**Directions**
In the records below, find each line with the word "在如图所示的电路中" and copy it.
+++ Dataset rows
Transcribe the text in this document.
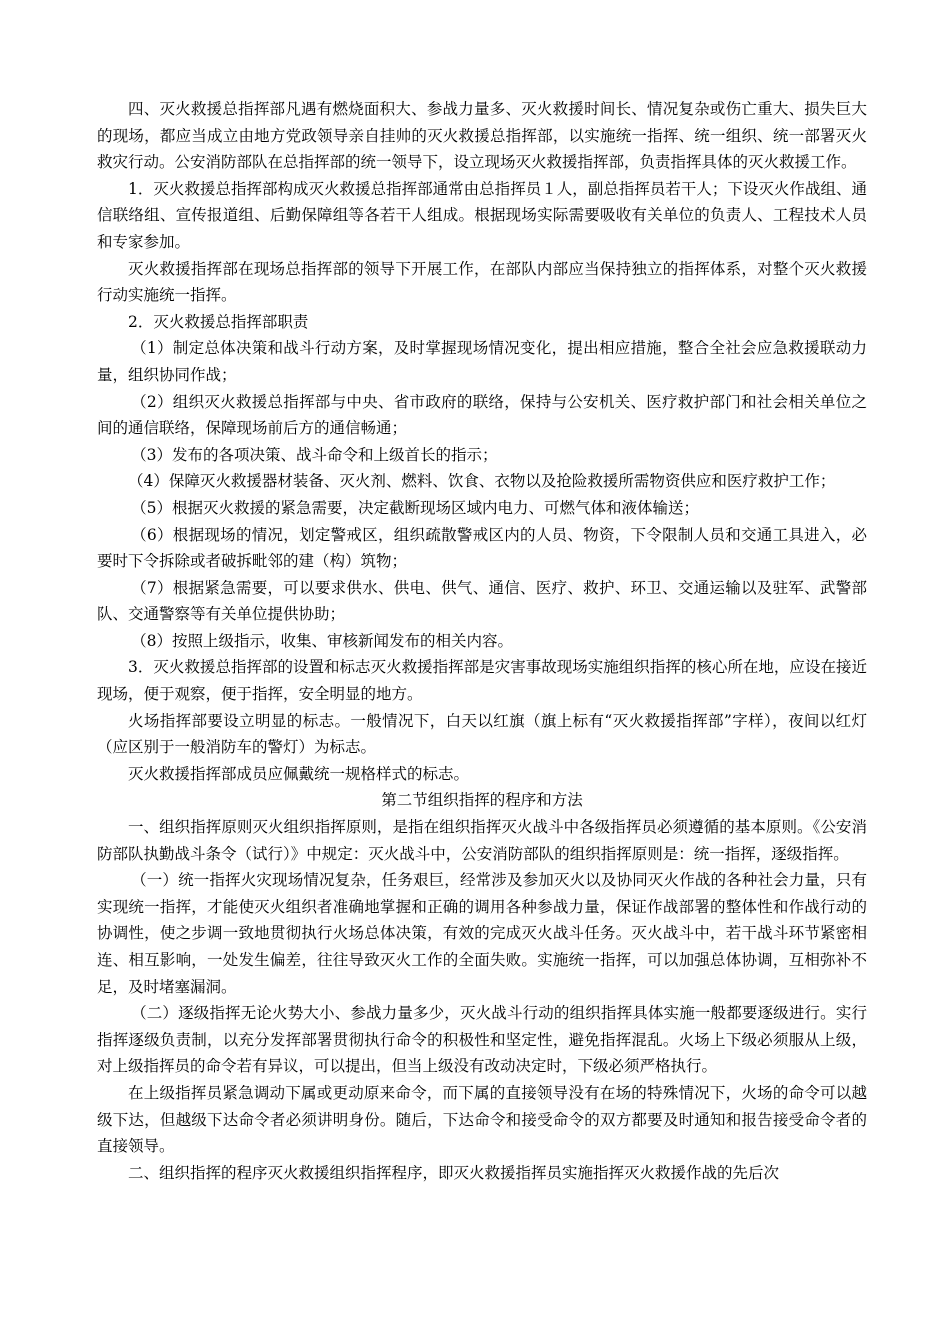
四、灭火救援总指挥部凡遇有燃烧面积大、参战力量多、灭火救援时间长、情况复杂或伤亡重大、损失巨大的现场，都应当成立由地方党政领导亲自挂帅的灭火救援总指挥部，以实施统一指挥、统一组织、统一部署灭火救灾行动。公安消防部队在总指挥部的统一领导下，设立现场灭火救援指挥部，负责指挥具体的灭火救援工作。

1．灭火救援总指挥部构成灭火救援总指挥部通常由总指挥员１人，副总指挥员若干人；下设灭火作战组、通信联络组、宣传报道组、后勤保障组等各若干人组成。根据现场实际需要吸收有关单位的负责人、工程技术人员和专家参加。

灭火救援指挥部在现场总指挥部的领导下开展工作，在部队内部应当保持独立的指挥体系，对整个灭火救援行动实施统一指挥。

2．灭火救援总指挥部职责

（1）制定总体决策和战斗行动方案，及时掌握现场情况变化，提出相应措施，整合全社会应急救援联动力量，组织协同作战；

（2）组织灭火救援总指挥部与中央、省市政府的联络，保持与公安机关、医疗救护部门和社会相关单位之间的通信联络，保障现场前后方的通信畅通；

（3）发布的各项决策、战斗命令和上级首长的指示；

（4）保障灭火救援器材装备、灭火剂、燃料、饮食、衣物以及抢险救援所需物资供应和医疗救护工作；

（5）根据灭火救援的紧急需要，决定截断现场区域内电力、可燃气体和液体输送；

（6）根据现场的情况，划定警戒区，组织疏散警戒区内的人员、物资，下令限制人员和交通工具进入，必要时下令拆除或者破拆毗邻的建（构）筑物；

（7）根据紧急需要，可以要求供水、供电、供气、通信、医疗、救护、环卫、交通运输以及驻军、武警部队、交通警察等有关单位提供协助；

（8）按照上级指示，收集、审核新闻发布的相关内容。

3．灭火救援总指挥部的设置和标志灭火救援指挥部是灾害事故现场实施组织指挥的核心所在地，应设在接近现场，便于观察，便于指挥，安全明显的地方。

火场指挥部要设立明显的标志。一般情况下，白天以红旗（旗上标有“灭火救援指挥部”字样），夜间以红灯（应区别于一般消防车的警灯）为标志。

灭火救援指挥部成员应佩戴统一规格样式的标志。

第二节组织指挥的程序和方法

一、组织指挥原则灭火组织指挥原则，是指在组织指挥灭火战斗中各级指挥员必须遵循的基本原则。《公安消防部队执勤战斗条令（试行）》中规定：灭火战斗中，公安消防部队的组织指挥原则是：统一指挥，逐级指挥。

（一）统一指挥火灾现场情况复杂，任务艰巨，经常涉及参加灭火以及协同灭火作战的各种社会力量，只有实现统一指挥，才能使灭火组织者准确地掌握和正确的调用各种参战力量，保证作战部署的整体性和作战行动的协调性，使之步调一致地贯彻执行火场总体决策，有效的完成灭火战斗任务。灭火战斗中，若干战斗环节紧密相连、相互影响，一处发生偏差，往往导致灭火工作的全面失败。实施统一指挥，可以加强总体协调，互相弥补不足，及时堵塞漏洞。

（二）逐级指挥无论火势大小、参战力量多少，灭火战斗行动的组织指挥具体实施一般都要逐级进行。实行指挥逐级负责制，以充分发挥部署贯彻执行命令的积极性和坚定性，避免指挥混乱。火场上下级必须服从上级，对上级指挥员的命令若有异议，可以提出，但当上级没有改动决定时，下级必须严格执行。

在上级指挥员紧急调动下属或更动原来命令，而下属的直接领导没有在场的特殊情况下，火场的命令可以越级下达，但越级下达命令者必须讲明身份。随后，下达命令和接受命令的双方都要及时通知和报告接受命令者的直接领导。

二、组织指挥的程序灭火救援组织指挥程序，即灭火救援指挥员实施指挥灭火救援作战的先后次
++++++
+++ Dataset rows
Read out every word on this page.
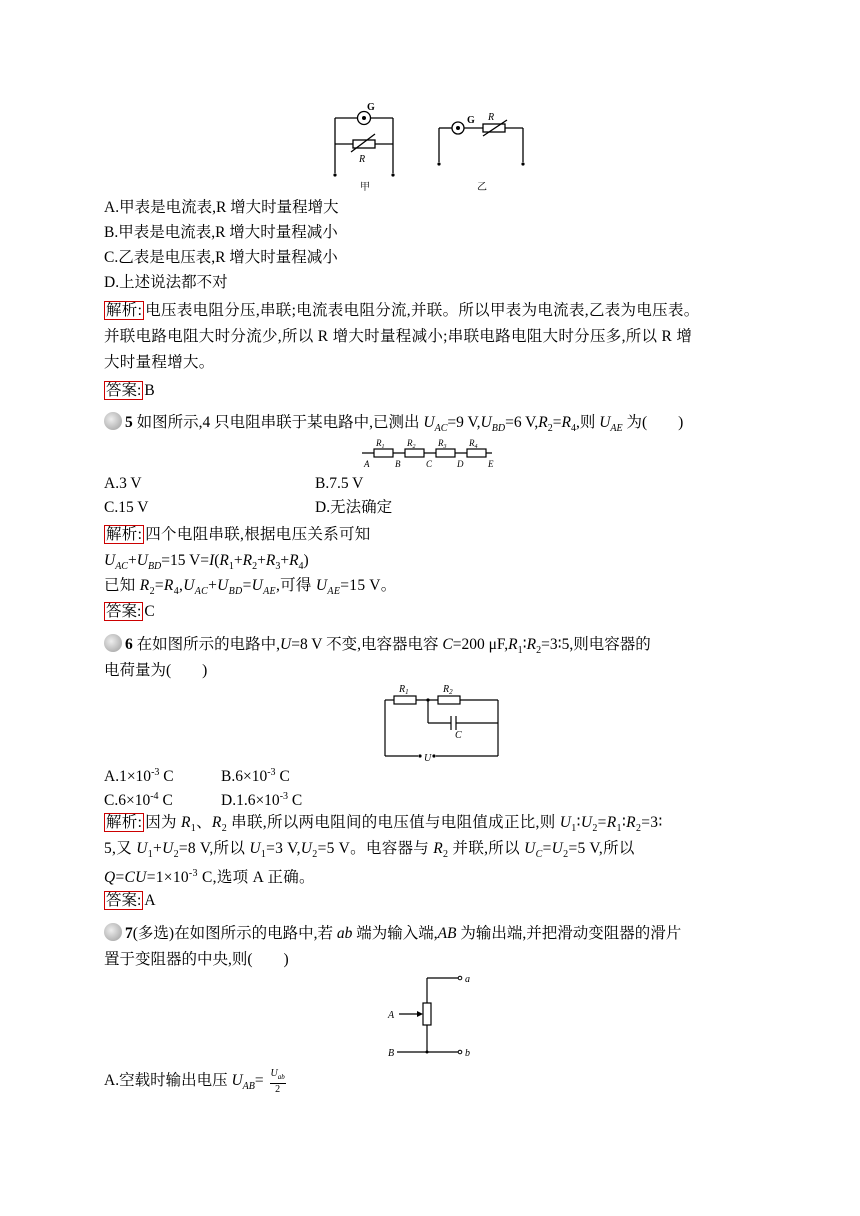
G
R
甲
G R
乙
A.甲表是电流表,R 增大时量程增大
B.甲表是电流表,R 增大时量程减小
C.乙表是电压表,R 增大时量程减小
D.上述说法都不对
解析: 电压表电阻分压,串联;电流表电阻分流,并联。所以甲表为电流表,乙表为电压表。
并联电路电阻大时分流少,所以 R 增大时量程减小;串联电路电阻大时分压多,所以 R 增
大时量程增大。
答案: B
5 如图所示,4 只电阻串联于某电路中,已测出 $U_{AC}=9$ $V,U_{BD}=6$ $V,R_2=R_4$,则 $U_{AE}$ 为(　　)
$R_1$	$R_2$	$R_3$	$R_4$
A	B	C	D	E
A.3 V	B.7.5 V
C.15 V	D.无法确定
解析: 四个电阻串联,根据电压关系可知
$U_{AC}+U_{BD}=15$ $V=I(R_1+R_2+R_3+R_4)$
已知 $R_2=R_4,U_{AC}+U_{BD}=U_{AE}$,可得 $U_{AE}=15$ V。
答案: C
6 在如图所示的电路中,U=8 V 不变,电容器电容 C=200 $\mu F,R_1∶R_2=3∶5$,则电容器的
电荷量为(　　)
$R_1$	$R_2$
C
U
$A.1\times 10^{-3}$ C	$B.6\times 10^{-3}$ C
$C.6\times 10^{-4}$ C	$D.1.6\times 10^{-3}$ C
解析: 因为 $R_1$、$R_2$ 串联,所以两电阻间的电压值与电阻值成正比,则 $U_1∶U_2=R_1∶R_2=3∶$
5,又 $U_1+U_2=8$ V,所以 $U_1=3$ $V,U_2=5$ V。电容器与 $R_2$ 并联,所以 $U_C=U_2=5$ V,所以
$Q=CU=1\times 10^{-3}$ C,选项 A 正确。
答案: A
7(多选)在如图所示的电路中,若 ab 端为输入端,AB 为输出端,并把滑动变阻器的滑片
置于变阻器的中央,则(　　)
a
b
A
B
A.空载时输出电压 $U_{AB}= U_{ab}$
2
++++++
**Answer below**
6 在如图所示的电路中,U=8 V 不变,电容器电容 C=200 $\mu F,R_1∶R_2=3∶5$,则电容器的
7(多选)在如图所示的电路中,若 ab 端为输入端,AB 为输出端,并把滑动变阻器的滑片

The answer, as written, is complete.